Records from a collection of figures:

>>>

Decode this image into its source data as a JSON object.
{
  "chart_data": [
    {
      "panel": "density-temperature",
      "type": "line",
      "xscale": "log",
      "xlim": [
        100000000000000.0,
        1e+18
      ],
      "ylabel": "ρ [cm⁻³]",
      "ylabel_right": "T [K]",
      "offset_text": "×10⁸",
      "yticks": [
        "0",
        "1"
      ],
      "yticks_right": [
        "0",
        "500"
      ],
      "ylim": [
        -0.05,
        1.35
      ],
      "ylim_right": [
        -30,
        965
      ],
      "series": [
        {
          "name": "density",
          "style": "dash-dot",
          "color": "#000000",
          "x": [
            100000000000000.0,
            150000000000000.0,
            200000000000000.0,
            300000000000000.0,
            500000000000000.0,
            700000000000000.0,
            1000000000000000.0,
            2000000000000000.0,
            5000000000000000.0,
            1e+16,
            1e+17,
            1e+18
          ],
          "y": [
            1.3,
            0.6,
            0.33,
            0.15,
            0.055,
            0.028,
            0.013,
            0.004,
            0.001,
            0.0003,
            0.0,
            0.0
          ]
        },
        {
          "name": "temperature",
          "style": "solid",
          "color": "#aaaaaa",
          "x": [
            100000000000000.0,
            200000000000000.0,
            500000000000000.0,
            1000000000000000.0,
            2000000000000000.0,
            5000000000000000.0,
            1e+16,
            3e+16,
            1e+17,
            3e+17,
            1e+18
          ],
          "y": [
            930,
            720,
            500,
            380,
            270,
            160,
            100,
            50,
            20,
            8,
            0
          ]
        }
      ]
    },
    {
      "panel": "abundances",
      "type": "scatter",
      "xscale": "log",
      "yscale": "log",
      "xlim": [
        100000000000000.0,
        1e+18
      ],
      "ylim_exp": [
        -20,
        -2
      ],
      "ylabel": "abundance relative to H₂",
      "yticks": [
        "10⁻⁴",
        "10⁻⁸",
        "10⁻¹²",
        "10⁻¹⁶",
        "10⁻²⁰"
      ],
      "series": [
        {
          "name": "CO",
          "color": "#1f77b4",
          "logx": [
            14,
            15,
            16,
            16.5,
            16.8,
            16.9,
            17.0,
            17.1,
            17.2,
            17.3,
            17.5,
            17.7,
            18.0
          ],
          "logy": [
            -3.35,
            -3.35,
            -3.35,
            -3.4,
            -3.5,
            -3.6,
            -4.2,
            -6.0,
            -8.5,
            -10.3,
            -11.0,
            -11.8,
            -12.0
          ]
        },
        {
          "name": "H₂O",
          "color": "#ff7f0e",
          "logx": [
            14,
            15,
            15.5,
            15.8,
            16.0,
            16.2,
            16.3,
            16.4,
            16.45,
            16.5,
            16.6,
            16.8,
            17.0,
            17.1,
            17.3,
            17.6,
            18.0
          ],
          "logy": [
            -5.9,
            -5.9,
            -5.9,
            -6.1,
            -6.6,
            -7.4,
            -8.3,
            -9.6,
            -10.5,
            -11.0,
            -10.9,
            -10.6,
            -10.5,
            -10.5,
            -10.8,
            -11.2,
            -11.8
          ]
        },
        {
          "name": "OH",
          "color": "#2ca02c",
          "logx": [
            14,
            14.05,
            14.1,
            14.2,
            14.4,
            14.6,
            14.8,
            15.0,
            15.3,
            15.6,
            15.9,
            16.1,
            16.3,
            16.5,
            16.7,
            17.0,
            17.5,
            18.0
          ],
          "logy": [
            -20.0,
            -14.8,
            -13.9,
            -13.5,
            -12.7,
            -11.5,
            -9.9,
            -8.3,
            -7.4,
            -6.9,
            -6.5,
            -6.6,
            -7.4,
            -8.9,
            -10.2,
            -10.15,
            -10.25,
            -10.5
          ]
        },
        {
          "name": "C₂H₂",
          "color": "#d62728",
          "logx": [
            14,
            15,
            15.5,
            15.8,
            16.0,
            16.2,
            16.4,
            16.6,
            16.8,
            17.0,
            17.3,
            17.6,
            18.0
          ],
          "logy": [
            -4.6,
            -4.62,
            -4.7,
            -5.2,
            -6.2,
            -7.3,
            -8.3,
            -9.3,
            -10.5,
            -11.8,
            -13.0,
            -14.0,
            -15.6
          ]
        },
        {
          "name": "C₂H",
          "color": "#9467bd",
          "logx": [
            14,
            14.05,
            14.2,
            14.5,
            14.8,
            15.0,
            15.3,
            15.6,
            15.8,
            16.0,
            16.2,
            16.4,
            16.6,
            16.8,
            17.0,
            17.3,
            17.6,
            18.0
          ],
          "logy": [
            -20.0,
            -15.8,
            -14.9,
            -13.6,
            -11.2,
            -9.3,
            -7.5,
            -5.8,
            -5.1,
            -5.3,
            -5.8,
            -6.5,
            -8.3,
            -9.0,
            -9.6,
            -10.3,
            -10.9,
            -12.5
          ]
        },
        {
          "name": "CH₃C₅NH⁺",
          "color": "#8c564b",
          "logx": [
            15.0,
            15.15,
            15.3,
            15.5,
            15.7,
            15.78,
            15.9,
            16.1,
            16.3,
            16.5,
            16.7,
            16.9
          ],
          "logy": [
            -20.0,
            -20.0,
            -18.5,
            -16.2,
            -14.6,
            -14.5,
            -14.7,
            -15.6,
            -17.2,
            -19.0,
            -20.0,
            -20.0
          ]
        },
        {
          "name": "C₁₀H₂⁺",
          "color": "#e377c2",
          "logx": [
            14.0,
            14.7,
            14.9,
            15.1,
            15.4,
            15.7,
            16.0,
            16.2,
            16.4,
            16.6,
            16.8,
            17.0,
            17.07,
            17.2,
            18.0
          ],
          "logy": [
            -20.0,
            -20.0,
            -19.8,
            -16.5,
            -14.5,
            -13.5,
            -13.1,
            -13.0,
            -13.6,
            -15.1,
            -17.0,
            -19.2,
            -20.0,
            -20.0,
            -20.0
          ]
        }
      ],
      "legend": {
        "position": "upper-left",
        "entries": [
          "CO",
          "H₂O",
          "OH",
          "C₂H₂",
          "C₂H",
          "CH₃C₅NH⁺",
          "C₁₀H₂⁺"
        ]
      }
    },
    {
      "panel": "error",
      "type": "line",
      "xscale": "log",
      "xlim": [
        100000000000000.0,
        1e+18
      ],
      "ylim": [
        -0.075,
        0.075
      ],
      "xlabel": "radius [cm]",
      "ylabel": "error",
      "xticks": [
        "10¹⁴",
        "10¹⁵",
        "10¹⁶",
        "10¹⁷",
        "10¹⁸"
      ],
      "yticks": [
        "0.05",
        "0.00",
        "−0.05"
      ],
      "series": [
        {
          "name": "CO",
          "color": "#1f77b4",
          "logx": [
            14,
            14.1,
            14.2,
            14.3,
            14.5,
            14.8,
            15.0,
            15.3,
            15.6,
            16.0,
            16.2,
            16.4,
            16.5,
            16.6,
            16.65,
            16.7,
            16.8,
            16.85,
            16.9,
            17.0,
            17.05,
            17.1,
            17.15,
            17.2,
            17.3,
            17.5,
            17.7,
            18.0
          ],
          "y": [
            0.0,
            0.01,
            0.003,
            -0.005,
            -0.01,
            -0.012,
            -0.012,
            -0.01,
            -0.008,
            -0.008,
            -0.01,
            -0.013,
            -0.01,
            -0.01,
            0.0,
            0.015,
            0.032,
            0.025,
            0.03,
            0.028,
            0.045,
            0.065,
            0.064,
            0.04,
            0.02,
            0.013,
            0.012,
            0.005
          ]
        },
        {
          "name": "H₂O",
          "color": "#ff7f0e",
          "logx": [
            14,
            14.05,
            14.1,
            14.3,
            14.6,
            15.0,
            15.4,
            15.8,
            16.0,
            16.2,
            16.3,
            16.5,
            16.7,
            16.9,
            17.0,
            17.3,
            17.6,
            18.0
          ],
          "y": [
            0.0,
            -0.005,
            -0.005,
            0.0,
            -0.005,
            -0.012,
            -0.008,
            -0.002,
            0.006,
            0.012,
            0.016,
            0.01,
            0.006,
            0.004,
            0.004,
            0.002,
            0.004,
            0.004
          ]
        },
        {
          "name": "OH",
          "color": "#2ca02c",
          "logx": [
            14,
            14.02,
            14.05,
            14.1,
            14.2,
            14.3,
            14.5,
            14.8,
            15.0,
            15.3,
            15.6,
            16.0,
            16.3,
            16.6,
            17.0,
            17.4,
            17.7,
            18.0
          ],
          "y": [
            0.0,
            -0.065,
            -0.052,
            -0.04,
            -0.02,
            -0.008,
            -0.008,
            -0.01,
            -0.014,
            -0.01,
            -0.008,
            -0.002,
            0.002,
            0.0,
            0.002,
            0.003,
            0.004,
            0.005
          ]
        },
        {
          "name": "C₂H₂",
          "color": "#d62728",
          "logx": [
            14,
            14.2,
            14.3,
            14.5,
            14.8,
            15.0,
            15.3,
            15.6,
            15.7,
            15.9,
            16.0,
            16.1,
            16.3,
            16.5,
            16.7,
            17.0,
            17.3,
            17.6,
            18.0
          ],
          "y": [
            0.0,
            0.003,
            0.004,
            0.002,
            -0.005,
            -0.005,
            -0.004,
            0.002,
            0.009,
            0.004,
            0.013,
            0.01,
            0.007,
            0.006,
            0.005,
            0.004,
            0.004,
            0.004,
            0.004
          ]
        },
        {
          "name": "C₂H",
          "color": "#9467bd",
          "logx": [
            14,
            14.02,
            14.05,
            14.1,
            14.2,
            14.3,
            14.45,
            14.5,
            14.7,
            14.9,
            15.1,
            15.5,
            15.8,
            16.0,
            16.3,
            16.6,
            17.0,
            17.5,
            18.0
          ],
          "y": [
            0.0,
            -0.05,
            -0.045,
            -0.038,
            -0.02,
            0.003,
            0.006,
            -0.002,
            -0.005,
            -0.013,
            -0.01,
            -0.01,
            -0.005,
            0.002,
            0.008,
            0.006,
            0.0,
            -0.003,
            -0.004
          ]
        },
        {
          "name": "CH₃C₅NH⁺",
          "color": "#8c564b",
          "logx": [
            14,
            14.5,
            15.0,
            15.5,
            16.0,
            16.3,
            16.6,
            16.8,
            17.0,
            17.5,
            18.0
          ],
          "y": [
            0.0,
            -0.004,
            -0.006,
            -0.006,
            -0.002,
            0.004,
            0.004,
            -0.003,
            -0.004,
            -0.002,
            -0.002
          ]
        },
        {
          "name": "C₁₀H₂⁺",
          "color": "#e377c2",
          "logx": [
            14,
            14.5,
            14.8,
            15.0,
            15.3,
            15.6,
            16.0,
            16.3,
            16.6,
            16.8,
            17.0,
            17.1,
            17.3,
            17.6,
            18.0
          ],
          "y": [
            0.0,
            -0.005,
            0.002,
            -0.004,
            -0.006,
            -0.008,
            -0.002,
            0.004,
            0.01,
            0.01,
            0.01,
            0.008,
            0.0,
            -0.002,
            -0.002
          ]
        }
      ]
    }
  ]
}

<<<

Objective: The lines to collect are those holding the string "panel"; copy them all.

Correct response:
      "panel": "density-temperature",
      "panel": "abundances",
      "panel": "error",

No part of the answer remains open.